| Short exercise |
Pull out every line of the listing below where "sedimentation" appears.

| Supplied records |
>> start

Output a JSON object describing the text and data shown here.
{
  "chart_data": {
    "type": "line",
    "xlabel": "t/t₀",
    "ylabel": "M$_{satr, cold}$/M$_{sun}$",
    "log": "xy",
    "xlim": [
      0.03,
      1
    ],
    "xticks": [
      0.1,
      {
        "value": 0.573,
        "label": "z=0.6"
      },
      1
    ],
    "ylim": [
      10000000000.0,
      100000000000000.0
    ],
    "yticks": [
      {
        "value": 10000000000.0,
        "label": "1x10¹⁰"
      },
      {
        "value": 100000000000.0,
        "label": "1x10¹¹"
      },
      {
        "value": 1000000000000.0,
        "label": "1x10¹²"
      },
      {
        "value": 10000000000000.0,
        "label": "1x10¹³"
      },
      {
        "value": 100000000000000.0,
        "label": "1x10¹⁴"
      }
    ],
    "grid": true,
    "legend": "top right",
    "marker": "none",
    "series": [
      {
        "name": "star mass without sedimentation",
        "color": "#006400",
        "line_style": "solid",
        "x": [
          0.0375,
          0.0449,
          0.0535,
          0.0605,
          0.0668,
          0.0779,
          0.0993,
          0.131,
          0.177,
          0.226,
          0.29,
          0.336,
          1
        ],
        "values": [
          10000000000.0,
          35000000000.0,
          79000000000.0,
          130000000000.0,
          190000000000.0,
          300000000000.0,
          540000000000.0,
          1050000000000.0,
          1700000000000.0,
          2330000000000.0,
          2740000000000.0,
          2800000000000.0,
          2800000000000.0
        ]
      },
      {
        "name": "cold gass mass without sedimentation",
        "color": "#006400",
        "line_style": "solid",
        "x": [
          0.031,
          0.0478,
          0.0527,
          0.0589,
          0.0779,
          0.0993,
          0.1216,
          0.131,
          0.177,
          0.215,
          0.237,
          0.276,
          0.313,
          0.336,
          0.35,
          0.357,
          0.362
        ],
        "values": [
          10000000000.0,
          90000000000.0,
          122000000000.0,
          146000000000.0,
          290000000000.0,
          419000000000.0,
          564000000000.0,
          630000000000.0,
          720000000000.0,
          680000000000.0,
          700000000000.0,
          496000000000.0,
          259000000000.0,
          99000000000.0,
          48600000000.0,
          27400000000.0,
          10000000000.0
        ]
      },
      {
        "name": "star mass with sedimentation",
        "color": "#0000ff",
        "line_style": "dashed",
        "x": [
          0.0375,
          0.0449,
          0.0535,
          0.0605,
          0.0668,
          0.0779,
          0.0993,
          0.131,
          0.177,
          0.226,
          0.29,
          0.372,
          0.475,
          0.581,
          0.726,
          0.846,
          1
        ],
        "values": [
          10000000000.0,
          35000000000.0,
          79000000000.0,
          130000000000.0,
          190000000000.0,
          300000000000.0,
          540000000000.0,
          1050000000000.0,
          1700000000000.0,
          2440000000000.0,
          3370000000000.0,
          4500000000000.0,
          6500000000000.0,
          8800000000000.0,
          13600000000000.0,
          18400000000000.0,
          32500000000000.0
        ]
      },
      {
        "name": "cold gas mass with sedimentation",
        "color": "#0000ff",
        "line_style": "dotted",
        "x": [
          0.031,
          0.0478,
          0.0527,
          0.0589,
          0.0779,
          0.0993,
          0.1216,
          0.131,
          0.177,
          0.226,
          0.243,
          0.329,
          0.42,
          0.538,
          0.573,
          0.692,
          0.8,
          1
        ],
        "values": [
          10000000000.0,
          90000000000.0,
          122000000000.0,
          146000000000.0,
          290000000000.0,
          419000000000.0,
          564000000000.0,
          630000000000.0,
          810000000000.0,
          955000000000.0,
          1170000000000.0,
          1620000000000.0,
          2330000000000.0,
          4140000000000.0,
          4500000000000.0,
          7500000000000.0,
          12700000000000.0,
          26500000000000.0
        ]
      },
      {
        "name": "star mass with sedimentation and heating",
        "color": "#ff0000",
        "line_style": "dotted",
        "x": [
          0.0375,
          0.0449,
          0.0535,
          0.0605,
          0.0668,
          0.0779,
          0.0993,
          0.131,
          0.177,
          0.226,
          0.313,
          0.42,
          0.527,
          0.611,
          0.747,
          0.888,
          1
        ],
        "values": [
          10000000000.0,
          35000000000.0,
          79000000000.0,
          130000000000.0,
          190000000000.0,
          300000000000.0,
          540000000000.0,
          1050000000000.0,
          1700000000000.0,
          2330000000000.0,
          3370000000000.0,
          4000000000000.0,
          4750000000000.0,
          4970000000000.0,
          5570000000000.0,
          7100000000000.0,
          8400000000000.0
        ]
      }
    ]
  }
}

>> end

| Complete response |
        "name": "star mass without sedimentation",
        "name": "cold gass mass without sedimentation",
        "name": "star mass with sedimentation",
        "name": "cold gas mass with sedimentation",
        "name": "star mass with sedimentation and heating",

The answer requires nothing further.